== Short problem ==
Look for the string "Form" in the lines and copy each line that has it.

___ Given entries ___

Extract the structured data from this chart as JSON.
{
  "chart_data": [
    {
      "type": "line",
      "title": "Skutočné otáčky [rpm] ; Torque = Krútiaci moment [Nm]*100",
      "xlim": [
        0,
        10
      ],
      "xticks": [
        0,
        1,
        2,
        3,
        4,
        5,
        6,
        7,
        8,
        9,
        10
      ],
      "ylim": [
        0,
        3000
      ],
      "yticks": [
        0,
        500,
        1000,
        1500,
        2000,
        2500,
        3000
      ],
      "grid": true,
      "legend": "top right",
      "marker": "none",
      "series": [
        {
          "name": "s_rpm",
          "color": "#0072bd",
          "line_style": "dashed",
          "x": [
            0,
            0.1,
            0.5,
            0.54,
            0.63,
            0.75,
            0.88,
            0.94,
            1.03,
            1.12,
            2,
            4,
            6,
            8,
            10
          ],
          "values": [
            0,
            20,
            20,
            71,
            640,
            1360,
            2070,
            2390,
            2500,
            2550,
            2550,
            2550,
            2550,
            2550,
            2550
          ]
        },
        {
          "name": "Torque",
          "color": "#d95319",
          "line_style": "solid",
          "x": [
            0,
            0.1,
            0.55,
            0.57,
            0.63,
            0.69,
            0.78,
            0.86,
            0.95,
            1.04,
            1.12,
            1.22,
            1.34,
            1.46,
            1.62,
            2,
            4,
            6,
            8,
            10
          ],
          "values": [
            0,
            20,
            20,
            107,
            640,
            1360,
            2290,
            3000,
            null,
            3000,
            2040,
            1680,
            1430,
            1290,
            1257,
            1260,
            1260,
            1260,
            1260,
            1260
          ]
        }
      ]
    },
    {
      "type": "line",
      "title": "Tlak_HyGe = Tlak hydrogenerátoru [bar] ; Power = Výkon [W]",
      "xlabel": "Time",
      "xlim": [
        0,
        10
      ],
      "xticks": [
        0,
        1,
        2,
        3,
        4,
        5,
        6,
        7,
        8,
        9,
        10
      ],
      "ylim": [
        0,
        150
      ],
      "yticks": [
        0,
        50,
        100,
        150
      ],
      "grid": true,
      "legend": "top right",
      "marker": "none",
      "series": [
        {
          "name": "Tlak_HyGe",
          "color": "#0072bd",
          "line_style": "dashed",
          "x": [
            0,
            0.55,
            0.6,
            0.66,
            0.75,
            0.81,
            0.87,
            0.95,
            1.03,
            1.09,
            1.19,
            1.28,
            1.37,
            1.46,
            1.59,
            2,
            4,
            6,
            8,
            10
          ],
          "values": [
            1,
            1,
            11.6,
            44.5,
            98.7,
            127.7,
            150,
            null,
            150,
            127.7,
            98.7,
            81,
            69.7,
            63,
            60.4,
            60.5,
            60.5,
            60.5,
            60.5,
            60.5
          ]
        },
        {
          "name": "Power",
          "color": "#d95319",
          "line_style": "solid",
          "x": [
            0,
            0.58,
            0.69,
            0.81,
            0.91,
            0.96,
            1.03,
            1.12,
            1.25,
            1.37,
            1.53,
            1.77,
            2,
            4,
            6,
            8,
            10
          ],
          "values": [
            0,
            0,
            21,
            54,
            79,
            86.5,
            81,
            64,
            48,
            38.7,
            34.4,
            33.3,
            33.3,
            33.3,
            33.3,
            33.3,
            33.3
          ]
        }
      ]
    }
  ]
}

___
___ Given entries ___

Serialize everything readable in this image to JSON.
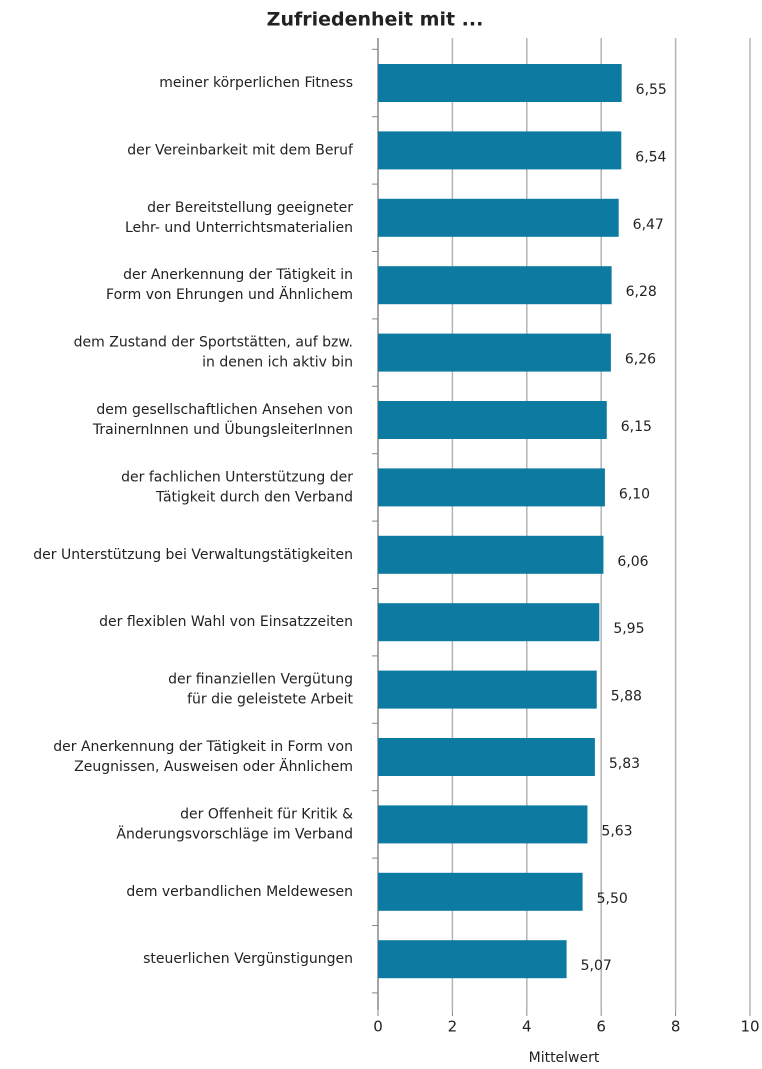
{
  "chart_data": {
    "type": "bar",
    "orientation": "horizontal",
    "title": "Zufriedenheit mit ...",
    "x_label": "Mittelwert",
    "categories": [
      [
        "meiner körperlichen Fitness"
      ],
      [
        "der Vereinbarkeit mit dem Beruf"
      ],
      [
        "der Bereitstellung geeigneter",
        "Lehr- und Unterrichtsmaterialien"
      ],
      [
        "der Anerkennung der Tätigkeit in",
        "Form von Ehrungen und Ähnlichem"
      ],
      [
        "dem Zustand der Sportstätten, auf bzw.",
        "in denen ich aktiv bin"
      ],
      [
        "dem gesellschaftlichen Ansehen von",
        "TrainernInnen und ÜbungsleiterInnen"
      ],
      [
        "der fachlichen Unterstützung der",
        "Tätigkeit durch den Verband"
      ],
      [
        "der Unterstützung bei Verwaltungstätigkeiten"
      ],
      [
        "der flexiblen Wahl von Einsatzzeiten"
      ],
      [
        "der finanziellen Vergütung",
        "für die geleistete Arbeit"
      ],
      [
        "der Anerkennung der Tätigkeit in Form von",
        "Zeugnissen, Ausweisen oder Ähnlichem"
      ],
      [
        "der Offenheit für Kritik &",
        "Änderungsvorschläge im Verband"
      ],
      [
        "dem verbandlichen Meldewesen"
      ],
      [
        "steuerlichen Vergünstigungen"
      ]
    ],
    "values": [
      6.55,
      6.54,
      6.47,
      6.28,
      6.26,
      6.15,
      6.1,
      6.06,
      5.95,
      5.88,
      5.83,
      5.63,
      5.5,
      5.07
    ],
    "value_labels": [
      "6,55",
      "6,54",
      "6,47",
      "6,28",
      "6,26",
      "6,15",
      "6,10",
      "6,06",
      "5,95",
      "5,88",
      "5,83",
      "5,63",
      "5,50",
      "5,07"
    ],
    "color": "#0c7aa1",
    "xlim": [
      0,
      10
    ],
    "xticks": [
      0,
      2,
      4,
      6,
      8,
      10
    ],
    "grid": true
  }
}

___

== Correct response ==
        "Form von Ehrungen und Ähnlichem"
        "der Anerkennung der Tätigkeit in Form von",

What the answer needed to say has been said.